Stored data
━━━━━━━━━━━━━━━━

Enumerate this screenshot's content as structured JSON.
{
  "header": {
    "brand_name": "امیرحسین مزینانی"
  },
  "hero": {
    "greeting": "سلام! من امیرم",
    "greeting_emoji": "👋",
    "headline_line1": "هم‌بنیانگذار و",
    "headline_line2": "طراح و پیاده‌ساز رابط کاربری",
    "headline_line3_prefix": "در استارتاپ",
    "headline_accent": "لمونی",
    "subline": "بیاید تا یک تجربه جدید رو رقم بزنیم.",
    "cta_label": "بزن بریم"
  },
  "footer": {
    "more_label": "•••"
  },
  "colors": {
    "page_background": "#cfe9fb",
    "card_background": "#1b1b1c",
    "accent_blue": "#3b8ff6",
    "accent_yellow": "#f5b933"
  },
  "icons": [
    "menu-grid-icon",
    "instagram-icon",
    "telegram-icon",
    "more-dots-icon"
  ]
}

━━━━━━━━━━━━━━━━

Transcribe every record above exactly as it appears.

Enumerate this screenshot's content as structured JSON.
{
  "header": {
    "brand_name": "امیرحسین مزینانی"
  },
  "hero": {
    "greeting": "سلام! من امیرم",
    "greeting_emoji": "👋",
    "headline_line1": "هم‌بنیانگذار و",
    "headline_line2": "طراح و پیاده‌ساز رابط کاربری",
    "headline_line3_prefix": "در استارتاپ",
    "headline_accent": "لمونی",
    "subline": "بیاید تا یک تجربه جدید رو رقم بزنیم.",
    "cta_label": "بزن بریم"
  },
  "footer": {
    "more_label": "•••"
  },
  "colors": {
    "page_background": "#cfe9fb",
    "card_background": "#1b1b1c",
    "accent_blue": "#3b8ff6",
    "accent_yellow": "#f5b933"
  },
  "icons": [
    "menu-grid-icon",
    "instagram-icon",
    "telegram-icon",
    "more-dots-icon"
  ]
}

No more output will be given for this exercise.